*Goal of the exercise*
Every record here should be printed again exactly.

━━━━━ Data extract ━━━━━

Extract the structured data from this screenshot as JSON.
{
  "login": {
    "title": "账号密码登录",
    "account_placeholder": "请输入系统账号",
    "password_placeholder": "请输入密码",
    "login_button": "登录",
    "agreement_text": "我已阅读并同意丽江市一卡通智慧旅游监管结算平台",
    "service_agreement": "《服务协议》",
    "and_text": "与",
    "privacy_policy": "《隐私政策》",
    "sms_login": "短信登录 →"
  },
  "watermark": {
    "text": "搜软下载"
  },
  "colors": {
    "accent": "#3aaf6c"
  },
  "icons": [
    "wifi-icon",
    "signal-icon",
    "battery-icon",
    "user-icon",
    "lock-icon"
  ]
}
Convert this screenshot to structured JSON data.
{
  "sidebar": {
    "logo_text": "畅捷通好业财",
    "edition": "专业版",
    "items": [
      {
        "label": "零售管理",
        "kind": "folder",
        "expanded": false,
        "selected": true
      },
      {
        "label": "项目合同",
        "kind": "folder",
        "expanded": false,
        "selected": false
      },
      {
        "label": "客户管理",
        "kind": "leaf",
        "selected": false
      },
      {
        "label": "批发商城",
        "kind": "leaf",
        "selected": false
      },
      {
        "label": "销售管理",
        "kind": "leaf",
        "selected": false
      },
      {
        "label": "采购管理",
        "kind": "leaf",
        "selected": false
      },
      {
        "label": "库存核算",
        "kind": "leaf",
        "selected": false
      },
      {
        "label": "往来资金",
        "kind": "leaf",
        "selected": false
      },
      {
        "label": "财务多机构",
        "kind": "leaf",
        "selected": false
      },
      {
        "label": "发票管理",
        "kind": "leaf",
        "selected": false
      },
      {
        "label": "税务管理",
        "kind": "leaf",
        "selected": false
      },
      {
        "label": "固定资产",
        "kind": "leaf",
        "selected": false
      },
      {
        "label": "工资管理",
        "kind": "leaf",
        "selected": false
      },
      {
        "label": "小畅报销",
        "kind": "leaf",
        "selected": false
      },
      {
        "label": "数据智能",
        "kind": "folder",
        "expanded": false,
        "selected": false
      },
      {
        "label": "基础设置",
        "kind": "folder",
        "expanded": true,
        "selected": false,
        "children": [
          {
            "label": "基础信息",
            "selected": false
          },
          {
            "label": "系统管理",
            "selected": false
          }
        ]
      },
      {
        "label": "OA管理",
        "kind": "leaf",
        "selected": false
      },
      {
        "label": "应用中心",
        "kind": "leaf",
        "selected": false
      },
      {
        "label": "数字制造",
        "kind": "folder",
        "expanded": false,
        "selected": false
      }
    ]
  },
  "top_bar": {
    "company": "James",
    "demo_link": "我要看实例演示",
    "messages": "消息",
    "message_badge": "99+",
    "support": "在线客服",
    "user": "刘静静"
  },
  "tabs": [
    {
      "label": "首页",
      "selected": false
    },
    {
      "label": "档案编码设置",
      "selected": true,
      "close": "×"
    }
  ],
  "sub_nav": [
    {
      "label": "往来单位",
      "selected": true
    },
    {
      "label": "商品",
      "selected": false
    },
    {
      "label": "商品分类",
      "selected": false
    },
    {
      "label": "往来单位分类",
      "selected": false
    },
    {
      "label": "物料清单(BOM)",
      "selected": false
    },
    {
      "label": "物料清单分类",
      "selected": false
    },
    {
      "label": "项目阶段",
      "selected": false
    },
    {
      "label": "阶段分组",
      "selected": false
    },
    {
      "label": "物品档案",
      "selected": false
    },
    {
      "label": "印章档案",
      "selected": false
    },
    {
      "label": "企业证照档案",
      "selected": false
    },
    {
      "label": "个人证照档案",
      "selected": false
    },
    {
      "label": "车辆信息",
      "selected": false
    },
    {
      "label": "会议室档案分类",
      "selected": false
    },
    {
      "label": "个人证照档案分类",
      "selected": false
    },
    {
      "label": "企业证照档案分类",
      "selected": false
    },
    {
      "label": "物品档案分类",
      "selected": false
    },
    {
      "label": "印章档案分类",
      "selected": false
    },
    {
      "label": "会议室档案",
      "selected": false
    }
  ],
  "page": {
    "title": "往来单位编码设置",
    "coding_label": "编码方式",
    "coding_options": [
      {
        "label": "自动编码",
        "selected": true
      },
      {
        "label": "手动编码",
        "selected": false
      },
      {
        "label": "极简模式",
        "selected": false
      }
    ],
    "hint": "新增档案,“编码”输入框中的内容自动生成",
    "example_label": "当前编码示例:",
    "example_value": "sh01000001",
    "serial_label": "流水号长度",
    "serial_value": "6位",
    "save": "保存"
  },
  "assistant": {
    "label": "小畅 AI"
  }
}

━━━━━

*Answer to the task*
Extract the structured data from this screenshot as JSON.
{
  "login": {
    "title": "账号密码登录",
    "account_placeholder": "请输入系统账号",
    "password_placeholder": "请输入密码",
    "login_button": "登录",
    "agreement_text": "我已阅读并同意丽江市一卡通智慧旅游监管结算平台",
    "service_agreement": "《服务协议》",
    "and_text": "与",
    "privacy_policy": "《隐私政策》",
    "sms_login": "短信登录 →"
  },
  "watermark": {
    "text": "搜软下载"
  },
  "colors": {
    "accent": "#3aaf6c"
  },
  "icons": [
    "wifi-icon",
    "signal-icon",
    "battery-icon",
    "user-icon",
    "lock-icon"
  ]
}
Convert this screenshot to structured JSON data.
{
  "sidebar": {
    "logo_text": "畅捷通好业财",
    "edition": "专业版",
    "items": [
      {
        "label": "零售管理",
        "kind": "folder",
        "expanded": false,
        "selected": true
      },
      {
        "label": "项目合同",
        "kind": "folder",
        "expanded": false,
        "selected": false
      },
      {
        "label": "客户管理",
        "kind": "leaf",
        "selected": false
      },
      {
        "label": "批发商城",
        "kind": "leaf",
        "selected": false
      },
      {
        "label": "销售管理",
        "kind": "leaf",
        "selected": false
      },
      {
        "label": "采购管理",
        "kind": "leaf",
        "selected": false
      },
      {
        "label": "库存核算",
        "kind": "leaf",
        "selected": false
      },
      {
        "label": "往来资金",
        "kind": "leaf",
        "selected": false
      },
      {
        "label": "财务多机构",
        "kind": "leaf",
        "selected": false
      },
      {
        "label": "发票管理",
        "kind": "leaf",
        "selected": false
      },
      {
        "label": "税务管理",
        "kind": "leaf",
        "selected": false
      },
      {
        "label": "固定资产",
        "kind": "leaf",
        "selected": false
      },
      {
        "label": "工资管理",
        "kind": "leaf",
        "selected": false
      },
      {
        "label": "小畅报销",
        "kind": "leaf",
        "selected": false
      },
      {
        "label": "数据智能",
        "kind": "folder",
        "expanded": false,
        "selected": false
      },
      {
        "label": "基础设置",
        "kind": "folder",
        "expanded": true,
        "selected": false,
        "children": [
          {
            "label": "基础信息",
            "selected": false
          },
          {
            "label": "系统管理",
            "selected": false
          }
        ]
      },
      {
        "label": "OA管理",
        "kind": "leaf",
        "selected": false
      },
      {
        "label": "应用中心",
        "kind": "leaf",
        "selected": false
      },
      {
        "label": "数字制造",
        "kind": "folder",
        "expanded": false,
        "selected": false
      }
    ]
  },
  "top_bar": {
    "company": "James",
    "demo_link": "我要看实例演示",
    "messages": "消息",
    "message_badge": "99+",
    "support": "在线客服",
    "user": "刘静静"
  },
  "tabs": [
    {
      "label": "首页",
      "selected": false
    },
    {
      "label": "档案编码设置",
      "selected": true,
      "close": "×"
    }
  ],
  "sub_nav": [
    {
      "label": "往来单位",
      "selected": true
    },
    {
      "label": "商品",
      "selected": false
    },
    {
      "label": "商品分类",
      "selected": false
    },
    {
      "label": "往来单位分类",
      "selected": false
    },
    {
      "label": "物料清单(BOM)",
      "selected": false
    },
    {
      "label": "物料清单分类",
      "selected": false
    },
    {
      "label": "项目阶段",
      "selected": false
    },
    {
      "label": "阶段分组",
      "selected": false
    },
    {
      "label": "物品档案",
      "selected": false
    },
    {
      "label": "印章档案",
      "selected": false
    },
    {
      "label": "企业证照档案",
      "selected": false
    },
    {
      "label": "个人证照档案",
      "selected": false
    },
    {
      "label": "车辆信息",
      "selected": false
    },
    {
      "label": "会议室档案分类",
      "selected": false
    },
    {
      "label": "个人证照档案分类",
      "selected": false
    },
    {
      "label": "企业证照档案分类",
      "selected": false
    },
    {
      "label": "物品档案分类",
      "selected": false
    },
    {
      "label": "印章档案分类",
      "selected": false
    },
    {
      "label": "会议室档案",
      "selected": false
    }
  ],
  "page": {
    "title": "往来单位编码设置",
    "coding_label": "编码方式",
    "coding_options": [
      {
        "label": "自动编码",
        "selected": true
      },
      {
        "label": "手动编码",
        "selected": false
      },
      {
        "label": "极简模式",
        "selected": false
      }
    ],
    "hint": "新增档案,“编码”输入框中的内容自动生成",
    "example_label": "当前编码示例:",
    "example_value": "sh01000001",
    "serial_label": "流水号长度",
    "serial_value": "6位",
    "save": "保存"
  },
  "assistant": {
    "label": "小畅 AI"
  }
}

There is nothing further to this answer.